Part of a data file
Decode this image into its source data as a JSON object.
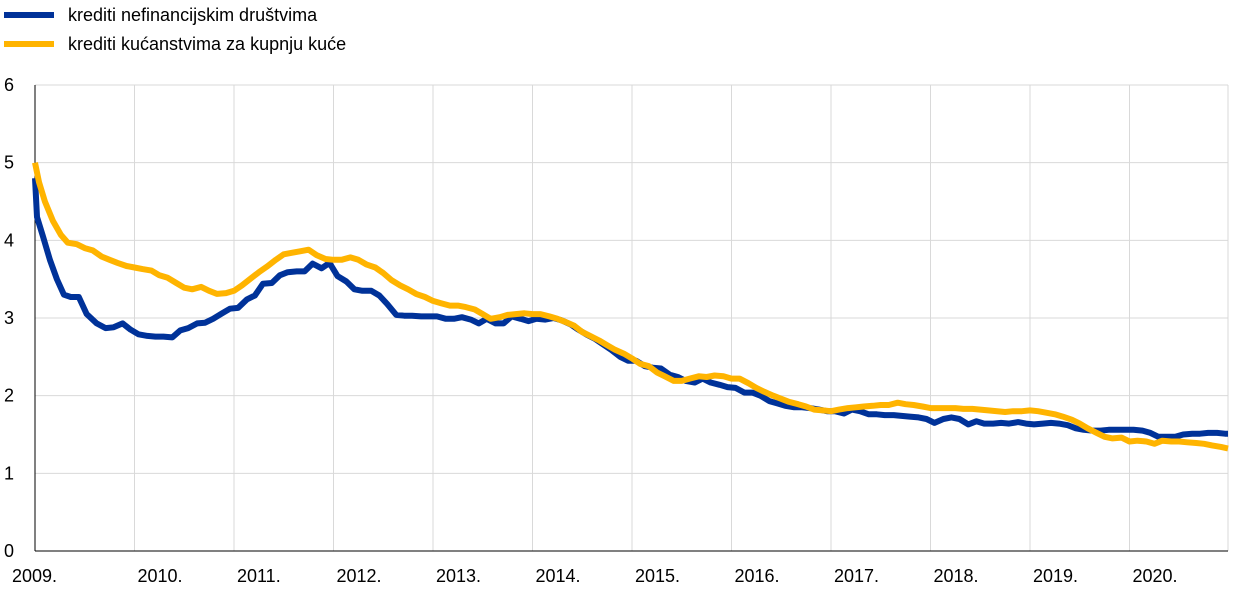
{
  "chart_data": {
    "type": "line",
    "title": "",
    "xlabel": "",
    "ylabel": "",
    "ylim": [
      0,
      6
    ],
    "yticks": [
      "0",
      "1",
      "2",
      "3",
      "4",
      "5",
      "6"
    ],
    "xlim": [
      2009.0,
      2020.99
    ],
    "xticks": [
      {
        "value": 2009,
        "label": "2009."
      },
      {
        "value": 2010,
        "label": "2010."
      },
      {
        "value": 2011,
        "label": "2011."
      },
      {
        "value": 2012,
        "label": "2012."
      },
      {
        "value": 2013,
        "label": "2013."
      },
      {
        "value": 2014,
        "label": "2014."
      },
      {
        "value": 2015,
        "label": "2015."
      },
      {
        "value": 2016,
        "label": "2016."
      },
      {
        "value": 2017,
        "label": "2017."
      },
      {
        "value": 2018,
        "label": "2018."
      },
      {
        "value": 2019,
        "label": "2019."
      },
      {
        "value": 2020,
        "label": "2020."
      }
    ],
    "grid": true,
    "legend_position": "top-left",
    "series": [
      {
        "name": "krediti nefinancijskim društvima",
        "color": "#003299",
        "points": [
          [
            2009.0,
            4.8
          ],
          [
            2009.02,
            4.3
          ],
          [
            2009.08,
            4.05
          ],
          [
            2009.15,
            3.75
          ],
          [
            2009.22,
            3.5
          ],
          [
            2009.29,
            3.3
          ],
          [
            2009.36,
            3.27
          ],
          [
            2009.44,
            3.27
          ],
          [
            2009.52,
            3.05
          ],
          [
            2009.62,
            2.93
          ],
          [
            2009.71,
            2.87
          ],
          [
            2009.79,
            2.88
          ],
          [
            2009.88,
            2.93
          ],
          [
            2009.96,
            2.85
          ],
          [
            2010.04,
            2.79
          ],
          [
            2010.13,
            2.77
          ],
          [
            2010.21,
            2.76
          ],
          [
            2010.29,
            2.76
          ],
          [
            2010.38,
            2.75
          ],
          [
            2010.46,
            2.84
          ],
          [
            2010.54,
            2.87
          ],
          [
            2010.63,
            2.93
          ],
          [
            2010.71,
            2.94
          ],
          [
            2010.79,
            2.99
          ],
          [
            2010.88,
            3.06
          ],
          [
            2010.96,
            3.12
          ],
          [
            2011.04,
            3.13
          ],
          [
            2011.13,
            3.24
          ],
          [
            2011.21,
            3.29
          ],
          [
            2011.29,
            3.44
          ],
          [
            2011.38,
            3.45
          ],
          [
            2011.46,
            3.55
          ],
          [
            2011.54,
            3.59
          ],
          [
            2011.63,
            3.6
          ],
          [
            2011.71,
            3.6
          ],
          [
            2011.79,
            3.7
          ],
          [
            2011.88,
            3.64
          ],
          [
            2011.96,
            3.71
          ],
          [
            2012.04,
            3.54
          ],
          [
            2012.13,
            3.47
          ],
          [
            2012.21,
            3.37
          ],
          [
            2012.29,
            3.35
          ],
          [
            2012.38,
            3.35
          ],
          [
            2012.46,
            3.29
          ],
          [
            2012.54,
            3.18
          ],
          [
            2012.63,
            3.04
          ],
          [
            2012.71,
            3.03
          ],
          [
            2012.79,
            3.03
          ],
          [
            2012.88,
            3.02
          ],
          [
            2012.96,
            3.02
          ],
          [
            2013.04,
            3.02
          ],
          [
            2013.13,
            2.99
          ],
          [
            2013.21,
            2.99
          ],
          [
            2013.29,
            3.01
          ],
          [
            2013.38,
            2.98
          ],
          [
            2013.46,
            2.93
          ],
          [
            2013.54,
            2.99
          ],
          [
            2013.63,
            2.93
          ],
          [
            2013.71,
            2.93
          ],
          [
            2013.79,
            3.02
          ],
          [
            2013.88,
            2.99
          ],
          [
            2013.96,
            2.96
          ],
          [
            2014.04,
            2.99
          ],
          [
            2014.13,
            2.98
          ],
          [
            2014.21,
            3.0
          ],
          [
            2014.29,
            2.97
          ],
          [
            2014.38,
            2.92
          ],
          [
            2014.46,
            2.85
          ],
          [
            2014.54,
            2.79
          ],
          [
            2014.63,
            2.73
          ],
          [
            2014.71,
            2.66
          ],
          [
            2014.79,
            2.59
          ],
          [
            2014.88,
            2.5
          ],
          [
            2014.96,
            2.45
          ],
          [
            2015.04,
            2.45
          ],
          [
            2015.13,
            2.38
          ],
          [
            2015.21,
            2.36
          ],
          [
            2015.29,
            2.35
          ],
          [
            2015.38,
            2.27
          ],
          [
            2015.46,
            2.24
          ],
          [
            2015.54,
            2.19
          ],
          [
            2015.63,
            2.17
          ],
          [
            2015.71,
            2.22
          ],
          [
            2015.79,
            2.17
          ],
          [
            2015.88,
            2.14
          ],
          [
            2015.96,
            2.11
          ],
          [
            2016.04,
            2.1
          ],
          [
            2016.13,
            2.04
          ],
          [
            2016.21,
            2.04
          ],
          [
            2016.29,
            2.0
          ],
          [
            2016.38,
            1.93
          ],
          [
            2016.46,
            1.9
          ],
          [
            2016.54,
            1.87
          ],
          [
            2016.63,
            1.85
          ],
          [
            2016.71,
            1.85
          ],
          [
            2016.79,
            1.84
          ],
          [
            2016.88,
            1.82
          ],
          [
            2016.96,
            1.8
          ],
          [
            2017.04,
            1.8
          ],
          [
            2017.13,
            1.77
          ],
          [
            2017.21,
            1.82
          ],
          [
            2017.29,
            1.8
          ],
          [
            2017.38,
            1.76
          ],
          [
            2017.46,
            1.76
          ],
          [
            2017.54,
            1.75
          ],
          [
            2017.63,
            1.75
          ],
          [
            2017.71,
            1.74
          ],
          [
            2017.79,
            1.73
          ],
          [
            2017.88,
            1.72
          ],
          [
            2017.96,
            1.7
          ],
          [
            2018.04,
            1.65
          ],
          [
            2018.13,
            1.7
          ],
          [
            2018.21,
            1.72
          ],
          [
            2018.29,
            1.7
          ],
          [
            2018.38,
            1.63
          ],
          [
            2018.46,
            1.67
          ],
          [
            2018.54,
            1.64
          ],
          [
            2018.63,
            1.64
          ],
          [
            2018.71,
            1.65
          ],
          [
            2018.79,
            1.64
          ],
          [
            2018.88,
            1.66
          ],
          [
            2018.96,
            1.64
          ],
          [
            2019.04,
            1.63
          ],
          [
            2019.13,
            1.64
          ],
          [
            2019.21,
            1.65
          ],
          [
            2019.29,
            1.64
          ],
          [
            2019.38,
            1.62
          ],
          [
            2019.46,
            1.58
          ],
          [
            2019.54,
            1.56
          ],
          [
            2019.63,
            1.55
          ],
          [
            2019.71,
            1.55
          ],
          [
            2019.79,
            1.56
          ],
          [
            2019.88,
            1.56
          ],
          [
            2019.96,
            1.56
          ],
          [
            2020.04,
            1.56
          ],
          [
            2020.13,
            1.55
          ],
          [
            2020.21,
            1.52
          ],
          [
            2020.29,
            1.47
          ],
          [
            2020.38,
            1.47
          ],
          [
            2020.46,
            1.47
          ],
          [
            2020.54,
            1.5
          ],
          [
            2020.63,
            1.51
          ],
          [
            2020.71,
            1.51
          ],
          [
            2020.79,
            1.52
          ],
          [
            2020.88,
            1.52
          ],
          [
            2020.96,
            1.51
          ],
          [
            2020.99,
            1.51
          ]
        ]
      },
      {
        "name": "krediti kućanstvima za kupnju kuće",
        "color": "#FFB400",
        "points": [
          [
            2009.0,
            5.0
          ],
          [
            2009.04,
            4.75
          ],
          [
            2009.1,
            4.5
          ],
          [
            2009.18,
            4.25
          ],
          [
            2009.26,
            4.07
          ],
          [
            2009.33,
            3.97
          ],
          [
            2009.42,
            3.95
          ],
          [
            2009.5,
            3.9
          ],
          [
            2009.58,
            3.87
          ],
          [
            2009.67,
            3.79
          ],
          [
            2009.75,
            3.75
          ],
          [
            2009.83,
            3.71
          ],
          [
            2009.92,
            3.67
          ],
          [
            2010.0,
            3.65
          ],
          [
            2010.08,
            3.63
          ],
          [
            2010.17,
            3.61
          ],
          [
            2010.25,
            3.55
          ],
          [
            2010.33,
            3.52
          ],
          [
            2010.42,
            3.45
          ],
          [
            2010.5,
            3.39
          ],
          [
            2010.58,
            3.37
          ],
          [
            2010.67,
            3.4
          ],
          [
            2010.75,
            3.35
          ],
          [
            2010.83,
            3.31
          ],
          [
            2010.92,
            3.32
          ],
          [
            2011.0,
            3.35
          ],
          [
            2011.08,
            3.42
          ],
          [
            2011.17,
            3.51
          ],
          [
            2011.25,
            3.59
          ],
          [
            2011.33,
            3.66
          ],
          [
            2011.42,
            3.75
          ],
          [
            2011.5,
            3.82
          ],
          [
            2011.58,
            3.84
          ],
          [
            2011.67,
            3.86
          ],
          [
            2011.75,
            3.88
          ],
          [
            2011.83,
            3.81
          ],
          [
            2011.92,
            3.76
          ],
          [
            2012.0,
            3.75
          ],
          [
            2012.08,
            3.75
          ],
          [
            2012.17,
            3.78
          ],
          [
            2012.25,
            3.75
          ],
          [
            2012.33,
            3.69
          ],
          [
            2012.42,
            3.65
          ],
          [
            2012.5,
            3.58
          ],
          [
            2012.58,
            3.49
          ],
          [
            2012.67,
            3.42
          ],
          [
            2012.75,
            3.37
          ],
          [
            2012.83,
            3.31
          ],
          [
            2012.92,
            3.27
          ],
          [
            2013.0,
            3.22
          ],
          [
            2013.08,
            3.19
          ],
          [
            2013.17,
            3.16
          ],
          [
            2013.25,
            3.16
          ],
          [
            2013.33,
            3.14
          ],
          [
            2013.42,
            3.11
          ],
          [
            2013.5,
            3.05
          ],
          [
            2013.58,
            2.99
          ],
          [
            2013.67,
            3.01
          ],
          [
            2013.75,
            3.04
          ],
          [
            2013.83,
            3.05
          ],
          [
            2013.92,
            3.06
          ],
          [
            2014.0,
            3.05
          ],
          [
            2014.08,
            3.05
          ],
          [
            2014.17,
            3.02
          ],
          [
            2014.25,
            2.99
          ],
          [
            2014.33,
            2.95
          ],
          [
            2014.42,
            2.9
          ],
          [
            2014.5,
            2.82
          ],
          [
            2014.58,
            2.77
          ],
          [
            2014.67,
            2.71
          ],
          [
            2014.75,
            2.65
          ],
          [
            2014.83,
            2.59
          ],
          [
            2014.92,
            2.54
          ],
          [
            2015.0,
            2.48
          ],
          [
            2015.08,
            2.41
          ],
          [
            2015.17,
            2.38
          ],
          [
            2015.25,
            2.3
          ],
          [
            2015.33,
            2.25
          ],
          [
            2015.42,
            2.19
          ],
          [
            2015.5,
            2.19
          ],
          [
            2015.58,
            2.22
          ],
          [
            2015.67,
            2.25
          ],
          [
            2015.75,
            2.24
          ],
          [
            2015.83,
            2.26
          ],
          [
            2015.92,
            2.25
          ],
          [
            2016.0,
            2.22
          ],
          [
            2016.08,
            2.22
          ],
          [
            2016.17,
            2.16
          ],
          [
            2016.25,
            2.1
          ],
          [
            2016.33,
            2.05
          ],
          [
            2016.42,
            2.0
          ],
          [
            2016.5,
            1.96
          ],
          [
            2016.58,
            1.92
          ],
          [
            2016.67,
            1.89
          ],
          [
            2016.75,
            1.86
          ],
          [
            2016.83,
            1.82
          ],
          [
            2016.92,
            1.81
          ],
          [
            2017.0,
            1.8
          ],
          [
            2017.08,
            1.82
          ],
          [
            2017.17,
            1.84
          ],
          [
            2017.25,
            1.85
          ],
          [
            2017.33,
            1.86
          ],
          [
            2017.42,
            1.87
          ],
          [
            2017.5,
            1.88
          ],
          [
            2017.58,
            1.88
          ],
          [
            2017.67,
            1.91
          ],
          [
            2017.75,
            1.89
          ],
          [
            2017.83,
            1.88
          ],
          [
            2017.92,
            1.86
          ],
          [
            2018.0,
            1.84
          ],
          [
            2018.08,
            1.84
          ],
          [
            2018.17,
            1.84
          ],
          [
            2018.25,
            1.84
          ],
          [
            2018.33,
            1.83
          ],
          [
            2018.42,
            1.83
          ],
          [
            2018.5,
            1.82
          ],
          [
            2018.58,
            1.81
          ],
          [
            2018.67,
            1.8
          ],
          [
            2018.75,
            1.79
          ],
          [
            2018.83,
            1.8
          ],
          [
            2018.92,
            1.8
          ],
          [
            2019.0,
            1.81
          ],
          [
            2019.08,
            1.8
          ],
          [
            2019.17,
            1.78
          ],
          [
            2019.25,
            1.76
          ],
          [
            2019.33,
            1.73
          ],
          [
            2019.42,
            1.69
          ],
          [
            2019.5,
            1.64
          ],
          [
            2019.58,
            1.58
          ],
          [
            2019.67,
            1.52
          ],
          [
            2019.75,
            1.47
          ],
          [
            2019.83,
            1.45
          ],
          [
            2019.92,
            1.46
          ],
          [
            2020.0,
            1.41
          ],
          [
            2020.08,
            1.42
          ],
          [
            2020.17,
            1.41
          ],
          [
            2020.25,
            1.38
          ],
          [
            2020.33,
            1.42
          ],
          [
            2020.42,
            1.41
          ],
          [
            2020.5,
            1.41
          ],
          [
            2020.58,
            1.4
          ],
          [
            2020.67,
            1.39
          ],
          [
            2020.75,
            1.38
          ],
          [
            2020.83,
            1.36
          ],
          [
            2020.92,
            1.34
          ],
          [
            2020.99,
            1.32
          ]
        ]
      }
    ]
  }
}
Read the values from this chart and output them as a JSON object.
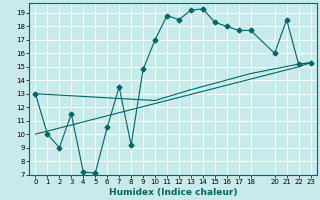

Brief
Copy every line from the entries that contains the word "object".

Solution to the exercise
Decode this image into its source data as a JSON object.
Read the values from this chart and output them as a JSON object.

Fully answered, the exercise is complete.